Written request:
Rewrite the records below as a two-column Markdown table headed Row and Record Line, numbering every line in order and leaving out blank lines.

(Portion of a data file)
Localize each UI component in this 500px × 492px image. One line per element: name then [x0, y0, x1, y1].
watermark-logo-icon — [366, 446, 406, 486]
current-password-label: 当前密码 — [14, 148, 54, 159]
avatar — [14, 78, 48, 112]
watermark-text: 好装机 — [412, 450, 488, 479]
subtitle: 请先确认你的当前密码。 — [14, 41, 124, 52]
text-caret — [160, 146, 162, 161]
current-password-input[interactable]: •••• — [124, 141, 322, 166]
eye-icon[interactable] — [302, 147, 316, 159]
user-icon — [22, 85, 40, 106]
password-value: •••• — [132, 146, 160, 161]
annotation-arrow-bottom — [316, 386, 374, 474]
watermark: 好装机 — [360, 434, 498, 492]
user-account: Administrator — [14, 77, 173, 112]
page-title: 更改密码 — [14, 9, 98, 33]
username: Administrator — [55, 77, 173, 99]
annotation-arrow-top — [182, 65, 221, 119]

Exercise response:
| Row | Record Line |
|---|---|
| 1 | Localize each UI component in this 500px × 492px image. One line per element: name then [x0, y0, x1, y1]. |
| 2 | watermark-logo-icon — [366, 446, 406, 486] |
| 3 | current-password-label: 当前密码 — [14, 148, 54, 159] |
| 4 | avatar — [14, 78, 48, 112] |
| 5 | watermark-text: 好装机 — [412, 450, 488, 479] |
| 6 | subtitle: 请先确认你的当前密码。 — [14, 41, 124, 52] |
| 7 | text-caret — [160, 146, 162, 161] |
| 8 | current-password-input[interactable]: •••• — [124, 141, 322, 166] |
| 9 | eye-icon[interactable] — [302, 147, 316, 159] |
| 10 | user-icon — [22, 85, 40, 106] |
| 11 | password-value: •••• — [132, 146, 160, 161] |
| 12 | annotation-arrow-bottom — [316, 386, 374, 474] |
| 13 | watermark: 好装机 — [360, 434, 498, 492] |
| 14 | user-account: Administrator — [14, 77, 173, 112] |
| 15 | page-title: 更改密码 — [14, 9, 98, 33] |
| 16 | username: Administrator — [55, 77, 173, 99] |
| 17 | annotation-arrow-top — [182, 65, 221, 119] |